MATERIAL –
----------------------------------------

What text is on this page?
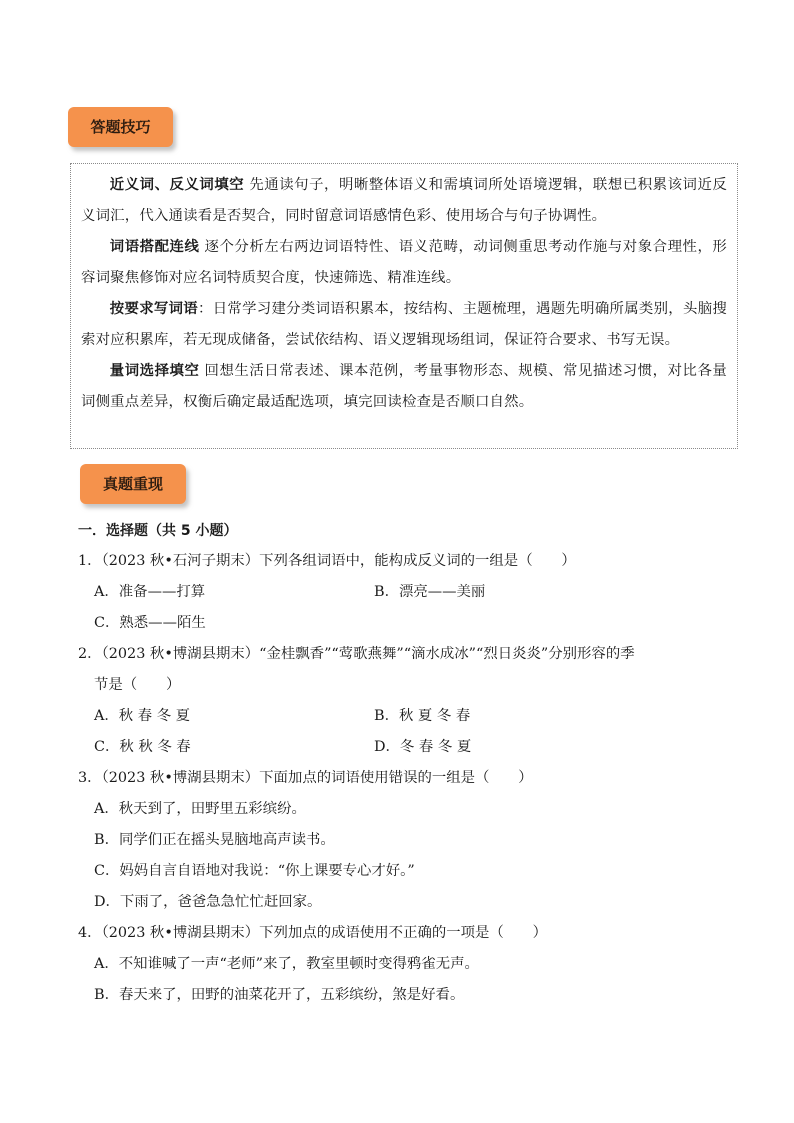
答题技巧

近义词、反义词填空 先通读句子，明晰整体语义和需填词所处语境逻辑，联想已积累该词近反义词汇，代入通读看是否契合，同时留意词语感情色彩、使用场合与句子协调性。

词语搭配连线 逐个分析左右两边词语特性、语义范畴，动词侧重思考动作施与对象合理性，形容词聚焦修饰对应名词特质契合度，快速筛选、精准连线。

按要求写词语：日常学习建分类词语积累本，按结构、主题梳理，遇题先明确所属类别，头脑搜索对应积累库，若无现成储备，尝试依结构、语义逻辑现场组词，保证符合要求、书写无误。

量词选择填空 回想生活日常表述、课本范例，考量事物形态、规模、常见描述习惯，对比各量词侧重点差异，权衡后确定最适配选项，填完回读检查是否顺口自然。

真题重现
一．选择题（共 5 小题）
1．（2023 秋•石河子期末）下列各组词语中，能构成反义词的一组是（　　）
A．准备——打算	B．漂亮——美丽
C．熟悉——陌生
2．（2023 秋•博湖县期末）“金桂飘香”“莺歌燕舞”“滴水成冰”“烈日炎炎”分别形容的季
节是（　　）
A．秋 春 冬 夏	B．秋 夏 冬 春
C．秋 秋 冬 春	D．冬 春 冬 夏
3．（2023 秋•博湖县期末）下面加点的词语使用错误的一组是（　　）
A．秋天到了，田野里五彩缤纷。
B．同学们正在摇头晃脑地高声读书。
C．妈妈自言自语地对我说：“你上课要专心才好。”
D．下雨了，爸爸急急忙忙赶回家。
4．（2023 秋•博湖县期末）下列加点的成语使用不正确的一项是（　　）
A．不知谁喊了一声“老师”来了，教室里顿时变得鸦雀无声。
B．春天来了，田野的油菜花开了，五彩缤纷，煞是好看。
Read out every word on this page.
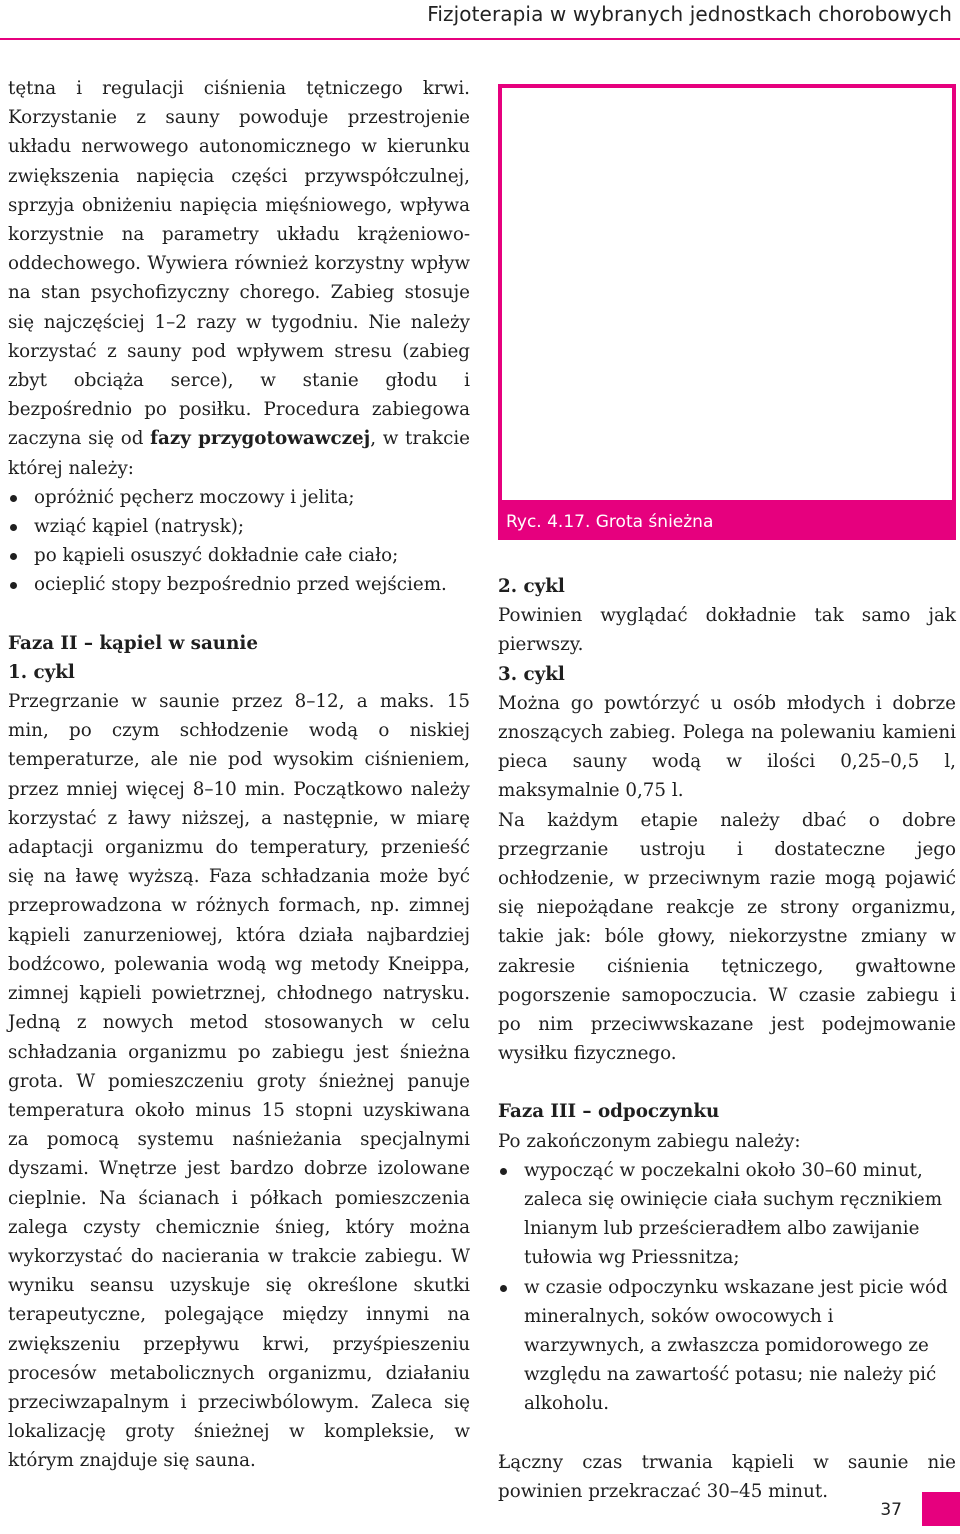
Fizjoterapia w wybranych jednostkach chorobowych

tętna i regulacji ciśnienia tętniczego krwi. Korzystanie z sauny powoduje przestrojenie układu nerwowego autonomicznego w kierunku zwiększenia napięcia części przywspółczulnej, sprzyja obniżeniu napięcia mięśniowego, wpływa korzystnie na parametry układu krążeniowo-oddechowego. Wywiera również korzystny wpływ na stan psychofizyczny chorego. Zabieg stosuje się najczęściej 1–2 razy w tygodniu. Nie należy korzystać z sauny pod wpływem stresu (zabieg zbyt obciąża serce), w stanie głodu i bezpośrednio po posiłku. Procedura zabiegowa zaczyna się od fazy przygotowawczej, w trakcie której należy:

opróżnić pęcherz moczowy i jelita;
wziąć kąpiel (natrysk);
po kąpieli osuszyć dokładnie całe ciało;
ocieplić stopy bezpośrednio przed wejściem.

Faza II – kąpiel w saunie

1. cykl

Przegrzanie w saunie przez 8–12, a maks. 15 min, po czym schłodzenie wodą o niskiej temperaturze, ale nie pod wysokim ciśnieniem, przez mniej więcej 8–10 min. Początkowo należy korzystać z ławy niższej, a następnie, w miarę adaptacji organizmu do temperatury, przenieść się na ławę wyższą. Faza schładzania może być przeprowadzona w różnych formach, np. zimnej kąpieli zanurzeniowej, która działa najbardziej bodźcowo, polewania wodą wg metody Kneippa, zimnej kąpieli powietrznej, chłodnego natrysku. Jedną z nowych metod stosowanych w celu schładzania organizmu po zabiegu jest śnieżna grota. W pomieszczeniu groty śnieżnej panuje temperatura około minus 15 stopni uzyskiwana za pomocą systemu naśnieżania specjalnymi dyszami. Wnętrze jest bardzo dobrze izolowane cieplnie. Na ścianach i półkach pomieszczenia zalega czysty chemicznie śnieg, który można wykorzystać do nacierania w trakcie zabiegu. W wyniku seansu uzyskuje się określone skutki terapeutyczne, polegające między innymi na zwiększeniu przepływu krwi, przyśpieszeniu procesów metabolicznych organizmu, działaniu przeciwzapalnym i przeciwbólowym. Zaleca się lokalizację groty śnieżnej w kompleksie, w którym znajduje się sauna.

Ryc. 4.17. Grota śnieżna

2. cykl

Powinien wyglądać dokładnie tak samo jak pierwszy.

3. cykl

Można go powtórzyć u osób młodych i dobrze znoszących zabieg. Polega na polewaniu kamieni pieca sauny wodą w ilości 0,25–0,5 l, maksymalnie 0,75 l.

Na każdym etapie należy dbać o dobre przegrzanie ustroju i dostateczne jego ochłodzenie, w przeciwnym razie mogą pojawić się niepożądane reakcje ze strony organizmu, takie jak: bóle głowy, niekorzystne zmiany w zakresie ciśnienia tętniczego, gwałtowne pogorszenie samopoczucia. W czasie zabiegu i po nim przeciwwskazane jest podejmowanie wysiłku fizycznego.

Faza III – odpoczynku

Po zakończonym zabiegu należy:

wypocząć w poczekalni około 30–60 minut, zaleca się owinięcie ciała suchym ręcznikiem lnianym lub prześcieradłem albo zawijanie tułowia wg Priessnitza;
w czasie odpoczynku wskazane jest picie wód mineralnych, soków owocowych i warzywnych, a zwłaszcza pomidorowego ze względu na zawartość potasu; nie należy pić alkoholu.

Łączny czas trwania kąpieli w saunie nie powinien przekraczać 30–45 minut.

37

----------------------------------------

SET TASK – Can you retype every record above exactly, leaving out the pictures?

RESPONSE TO THIS EXERCISE –
What text is on this page?
答题技巧

近义词、反义词填空 先通读句子，明晰整体语义和需填词所处语境逻辑，联想已积累该词近反义词汇，代入通读看是否契合，同时留意词语感情色彩、使用场合与句子协调性。

词语搭配连线 逐个分析左右两边词语特性、语义范畴，动词侧重思考动作施与对象合理性，形容词聚焦修饰对应名词特质契合度，快速筛选、精准连线。

按要求写词语：日常学习建分类词语积累本，按结构、主题梳理，遇题先明确所属类别，头脑搜索对应积累库，若无现成储备，尝试依结构、语义逻辑现场组词，保证符合要求、书写无误。

量词选择填空 回想生活日常表述、课本范例，考量事物形态、规模、常见描述习惯，对比各量词侧重点差异，权衡后确定最适配选项，填完回读检查是否顺口自然。

真题重现
一．选择题（共 5 小题）
1．（2023 秋•石河子期末）下列各组词语中，能构成反义词的一组是（　　）
A．准备——打算	B．漂亮——美丽
C．熟悉——陌生
2．（2023 秋•博湖县期末）“金桂飘香”“莺歌燕舞”“滴水成冰”“烈日炎炎”分别形容的季
节是（　　）
A．秋 春 冬 夏	B．秋 夏 冬 春
C．秋 秋 冬 春	D．冬 春 冬 夏
3．（2023 秋•博湖县期末）下面加点的词语使用错误的一组是（　　）
A．秋天到了，田野里五彩缤纷。
B．同学们正在摇头晃脑地高声读书。
C．妈妈自言自语地对我说：“你上课要专心才好。”
D．下雨了，爸爸急急忙忙赶回家。
4．（2023 秋•博湖县期末）下列加点的成语使用不正确的一项是（　　）
A．不知谁喊了一声“老师”来了，教室里顿时变得鸦雀无声。
B．春天来了，田野的油菜花开了，五彩缤纷，煞是好看。
Read out every word on this page.
Fizjoterapia w wybranych jednostkach chorobowych

tętna i regulacji ciśnienia tętniczego krwi. Korzystanie z sauny powoduje przestrojenie układu nerwowego autonomicznego w kierunku zwiększenia napięcia części przywspółczulnej, sprzyja obniżeniu napięcia mięśniowego, wpływa korzystnie na parametry układu krążeniowo-oddechowego. Wywiera również korzystny wpływ na stan psychofizyczny chorego. Zabieg stosuje się najczęściej 1–2 razy w tygodniu. Nie należy korzystać z sauny pod wpływem stresu (zabieg zbyt obciąża serce), w stanie głodu i bezpośrednio po posiłku. Procedura zabiegowa zaczyna się od fazy przygotowawczej, w trakcie której należy:

opróżnić pęcherz moczowy i jelita;
wziąć kąpiel (natrysk);
po kąpieli osuszyć dokładnie całe ciało;
ocieplić stopy bezpośrednio przed wejściem.

Faza II – kąpiel w saunie

1. cykl

Przegrzanie w saunie przez 8–12, a maks. 15 min, po czym schłodzenie wodą o niskiej temperaturze, ale nie pod wysokim ciśnieniem, przez mniej więcej 8–10 min. Początkowo należy korzystać z ławy niższej, a następnie, w miarę adaptacji organizmu do temperatury, przenieść się na ławę wyższą. Faza schładzania może być przeprowadzona w różnych formach, np. zimnej kąpieli zanurzeniowej, która działa najbardziej bodźcowo, polewania wodą wg metody Kneippa, zimnej kąpieli powietrznej, chłodnego natrysku. Jedną z nowych metod stosowanych w celu schładzania organizmu po zabiegu jest śnieżna grota. W pomieszczeniu groty śnieżnej panuje temperatura około minus 15 stopni uzyskiwana za pomocą systemu naśnieżania specjalnymi dyszami. Wnętrze jest bardzo dobrze izolowane cieplnie. Na ścianach i półkach pomieszczenia zalega czysty chemicznie śnieg, który można wykorzystać do nacierania w trakcie zabiegu. W wyniku seansu uzyskuje się określone skutki terapeutyczne, polegające między innymi na zwiększeniu przepływu krwi, przyśpieszeniu procesów metabolicznych organizmu, działaniu przeciwzapalnym i przeciwbólowym. Zaleca się lokalizację groty śnieżnej w kompleksie, w którym znajduje się sauna.

Ryc. 4.17. Grota śnieżna

2. cykl

Powinien wyglądać dokładnie tak samo jak pierwszy.

3. cykl

Można go powtórzyć u osób młodych i dobrze znoszących zabieg. Polega na polewaniu kamieni pieca sauny wodą w ilości 0,25–0,5 l, maksymalnie 0,75 l.

Na każdym etapie należy dbać o dobre przegrzanie ustroju i dostateczne jego ochłodzenie, w przeciwnym razie mogą pojawić się niepożądane reakcje ze strony organizmu, takie jak: bóle głowy, niekorzystne zmiany w zakresie ciśnienia tętniczego, gwałtowne pogorszenie samopoczucia. W czasie zabiegu i po nim przeciwwskazane jest podejmowanie wysiłku fizycznego.

Faza III – odpoczynku

Po zakończonym zabiegu należy:

wypocząć w poczekalni około 30–60 minut, zaleca się owinięcie ciała suchym ręcznikiem lnianym lub prześcieradłem albo zawijanie tułowia wg Priessnitza;
w czasie odpoczynku wskazane jest picie wód mineralnych, soków owocowych i warzywnych, a zwłaszcza pomidorowego ze względu na zawartość potasu; nie należy pić alkoholu.

Łączny czas trwania kąpieli w saunie nie powinien przekraczać 30–45 minut.

37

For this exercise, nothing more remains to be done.